* SET PROBLEM:
Scan the records below for the line with "What's the underlying" and the line with "Output a JSON", and retype that range exactly, both ends included, pictures excepted.

───── DATA

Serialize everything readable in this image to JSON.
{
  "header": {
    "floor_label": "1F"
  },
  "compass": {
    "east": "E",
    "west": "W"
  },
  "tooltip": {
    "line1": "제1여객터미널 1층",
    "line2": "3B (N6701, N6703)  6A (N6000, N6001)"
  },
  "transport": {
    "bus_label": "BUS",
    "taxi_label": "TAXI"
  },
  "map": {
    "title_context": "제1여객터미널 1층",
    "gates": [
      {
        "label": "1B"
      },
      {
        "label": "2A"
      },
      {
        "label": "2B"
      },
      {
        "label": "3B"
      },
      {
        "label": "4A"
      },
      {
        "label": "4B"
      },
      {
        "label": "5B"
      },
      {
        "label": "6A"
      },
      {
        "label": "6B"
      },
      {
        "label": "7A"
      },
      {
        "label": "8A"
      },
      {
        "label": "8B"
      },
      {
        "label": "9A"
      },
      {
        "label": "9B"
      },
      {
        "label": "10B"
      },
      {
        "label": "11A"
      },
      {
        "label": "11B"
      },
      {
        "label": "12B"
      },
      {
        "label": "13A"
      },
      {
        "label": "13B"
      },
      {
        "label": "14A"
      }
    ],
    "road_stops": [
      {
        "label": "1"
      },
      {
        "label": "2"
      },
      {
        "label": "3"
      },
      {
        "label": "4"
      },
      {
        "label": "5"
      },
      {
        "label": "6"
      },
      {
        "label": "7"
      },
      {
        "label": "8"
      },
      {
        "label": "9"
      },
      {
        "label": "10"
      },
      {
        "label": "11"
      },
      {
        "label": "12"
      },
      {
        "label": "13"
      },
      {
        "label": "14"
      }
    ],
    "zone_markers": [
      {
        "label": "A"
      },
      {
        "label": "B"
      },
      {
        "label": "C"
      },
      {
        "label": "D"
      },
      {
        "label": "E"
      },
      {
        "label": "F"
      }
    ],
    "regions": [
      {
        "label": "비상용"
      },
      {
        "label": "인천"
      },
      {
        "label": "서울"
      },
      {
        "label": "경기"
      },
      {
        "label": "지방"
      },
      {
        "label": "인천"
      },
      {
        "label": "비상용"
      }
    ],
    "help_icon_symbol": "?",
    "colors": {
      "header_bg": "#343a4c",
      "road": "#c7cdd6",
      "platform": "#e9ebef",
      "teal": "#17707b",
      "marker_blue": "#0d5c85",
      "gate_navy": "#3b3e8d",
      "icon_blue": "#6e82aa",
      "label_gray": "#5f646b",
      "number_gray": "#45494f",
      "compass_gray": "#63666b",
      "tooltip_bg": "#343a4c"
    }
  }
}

──────────
───── DATA

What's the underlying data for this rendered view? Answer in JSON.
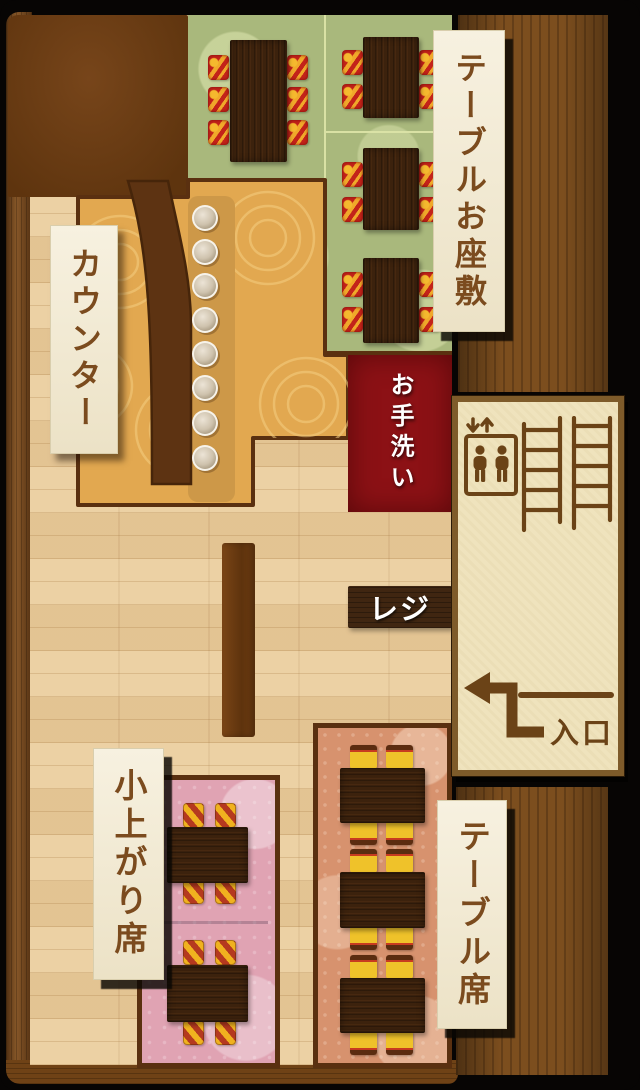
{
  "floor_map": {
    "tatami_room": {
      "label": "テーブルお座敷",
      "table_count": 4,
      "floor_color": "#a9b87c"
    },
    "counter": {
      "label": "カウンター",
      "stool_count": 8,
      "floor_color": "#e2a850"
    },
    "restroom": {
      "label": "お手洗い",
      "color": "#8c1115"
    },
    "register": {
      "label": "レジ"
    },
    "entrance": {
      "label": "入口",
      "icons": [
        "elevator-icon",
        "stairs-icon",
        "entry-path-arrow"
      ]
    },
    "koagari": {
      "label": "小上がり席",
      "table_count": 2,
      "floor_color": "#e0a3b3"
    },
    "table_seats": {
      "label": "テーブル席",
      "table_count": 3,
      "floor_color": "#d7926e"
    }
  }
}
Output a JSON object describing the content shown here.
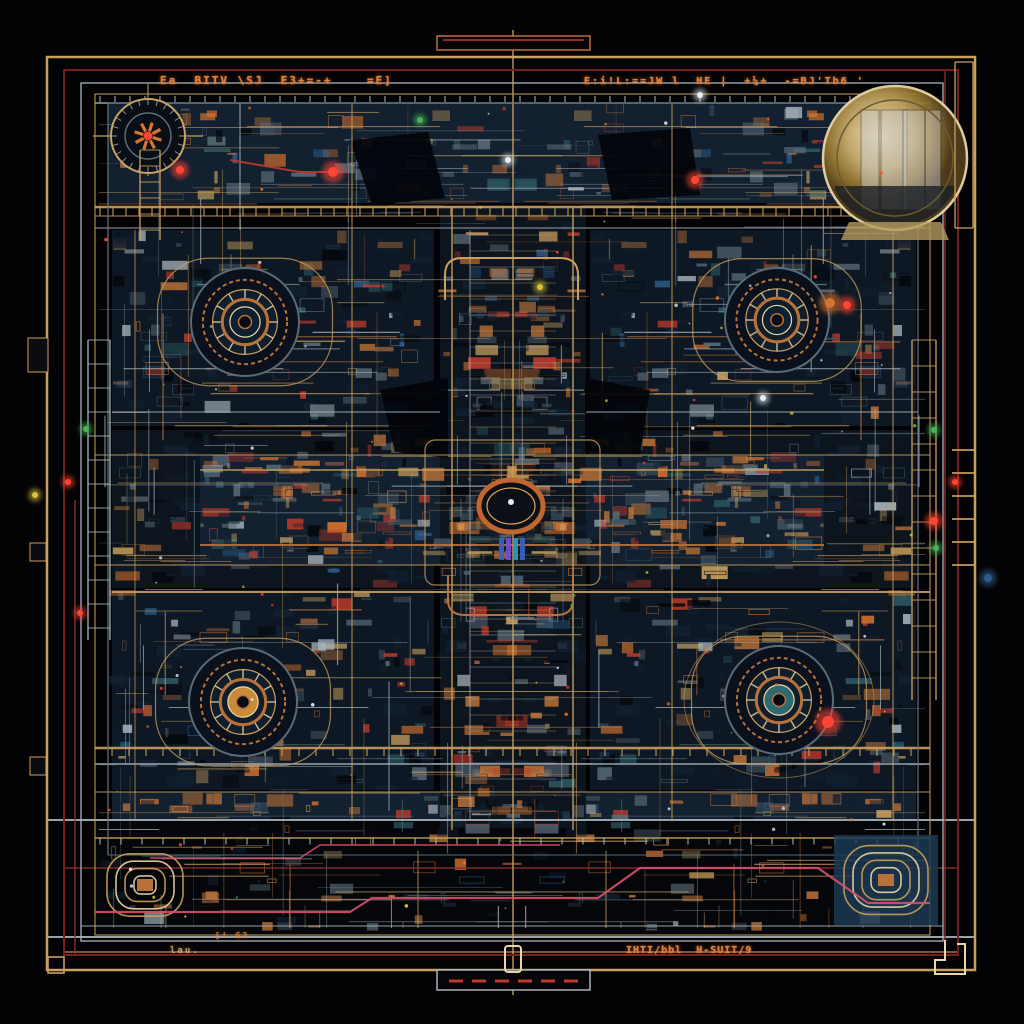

──────────

* SOLVED PROBLEM:
What's the underlying data for this rendered view? Answer in JSON.
{
  "floor_map": {
    "tatami_room": {
      "label": "テーブルお座敷",
      "table_count": 4,
      "floor_color": "#a9b87c"
    },
    "counter": {
      "label": "カウンター",
      "stool_count": 8,
      "floor_color": "#e2a850"
    },
    "restroom": {
      "label": "お手洗い",
      "color": "#8c1115"
    },
    "register": {
      "label": "レジ"
    },
    "entrance": {
      "label": "入口",
      "icons": [
        "elevator-icon",
        "stairs-icon",
        "entry-path-arrow"
      ]
    },
    "koagari": {
      "label": "小上がり席",
      "table_count": 2,
      "floor_color": "#e0a3b3"
    },
    "table_seats": {
      "label": "テーブル席",
      "table_count": 3,
      "floor_color": "#d7926e"
    }
  }
}
Output a JSON object describing the content shown here.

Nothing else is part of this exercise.